(Source records)
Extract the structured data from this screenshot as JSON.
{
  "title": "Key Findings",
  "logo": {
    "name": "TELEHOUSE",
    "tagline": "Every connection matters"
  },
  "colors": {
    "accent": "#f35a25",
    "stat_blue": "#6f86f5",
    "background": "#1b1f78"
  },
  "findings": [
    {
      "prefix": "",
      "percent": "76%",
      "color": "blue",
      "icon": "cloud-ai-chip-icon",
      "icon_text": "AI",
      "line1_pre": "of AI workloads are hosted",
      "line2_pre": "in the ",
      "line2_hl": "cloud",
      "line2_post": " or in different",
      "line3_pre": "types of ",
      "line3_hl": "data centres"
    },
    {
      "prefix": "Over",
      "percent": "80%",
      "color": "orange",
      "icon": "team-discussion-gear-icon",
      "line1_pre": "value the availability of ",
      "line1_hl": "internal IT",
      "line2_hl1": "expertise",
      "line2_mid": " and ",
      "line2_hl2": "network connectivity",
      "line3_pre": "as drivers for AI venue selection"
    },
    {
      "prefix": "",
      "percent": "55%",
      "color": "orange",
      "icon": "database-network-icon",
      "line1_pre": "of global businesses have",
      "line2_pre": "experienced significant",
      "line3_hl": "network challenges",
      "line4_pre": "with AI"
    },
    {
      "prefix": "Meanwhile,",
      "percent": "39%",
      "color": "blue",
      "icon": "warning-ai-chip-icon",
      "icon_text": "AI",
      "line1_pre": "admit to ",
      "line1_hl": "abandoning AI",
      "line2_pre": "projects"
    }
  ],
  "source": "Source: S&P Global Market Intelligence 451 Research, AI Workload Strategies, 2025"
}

→ **Objective**
Give the data again, exactly as it stands.

→ **Complete response**
Extract the structured data from this screenshot as JSON.
{
  "title": "Key Findings",
  "logo": {
    "name": "TELEHOUSE",
    "tagline": "Every connection matters"
  },
  "colors": {
    "accent": "#f35a25",
    "stat_blue": "#6f86f5",
    "background": "#1b1f78"
  },
  "findings": [
    {
      "prefix": "",
      "percent": "76%",
      "color": "blue",
      "icon": "cloud-ai-chip-icon",
      "icon_text": "AI",
      "line1_pre": "of AI workloads are hosted",
      "line2_pre": "in the ",
      "line2_hl": "cloud",
      "line2_post": " or in different",
      "line3_pre": "types of ",
      "line3_hl": "data centres"
    },
    {
      "prefix": "Over",
      "percent": "80%",
      "color": "orange",
      "icon": "team-discussion-gear-icon",
      "line1_pre": "value the availability of ",
      "line1_hl": "internal IT",
      "line2_hl1": "expertise",
      "line2_mid": " and ",
      "line2_hl2": "network connectivity",
      "line3_pre": "as drivers for AI venue selection"
    },
    {
      "prefix": "",
      "percent": "55%",
      "color": "orange",
      "icon": "database-network-icon",
      "line1_pre": "of global businesses have",
      "line2_pre": "experienced significant",
      "line3_hl": "network challenges",
      "line4_pre": "with AI"
    },
    {
      "prefix": "Meanwhile,",
      "percent": "39%",
      "color": "blue",
      "icon": "warning-ai-chip-icon",
      "icon_text": "AI",
      "line1_pre": "admit to ",
      "line1_hl": "abandoning AI",
      "line2_pre": "projects"
    }
  ],
  "source": "Source: S&P Global Market Intelligence 451 Research, AI Workload Strategies, 2025"
}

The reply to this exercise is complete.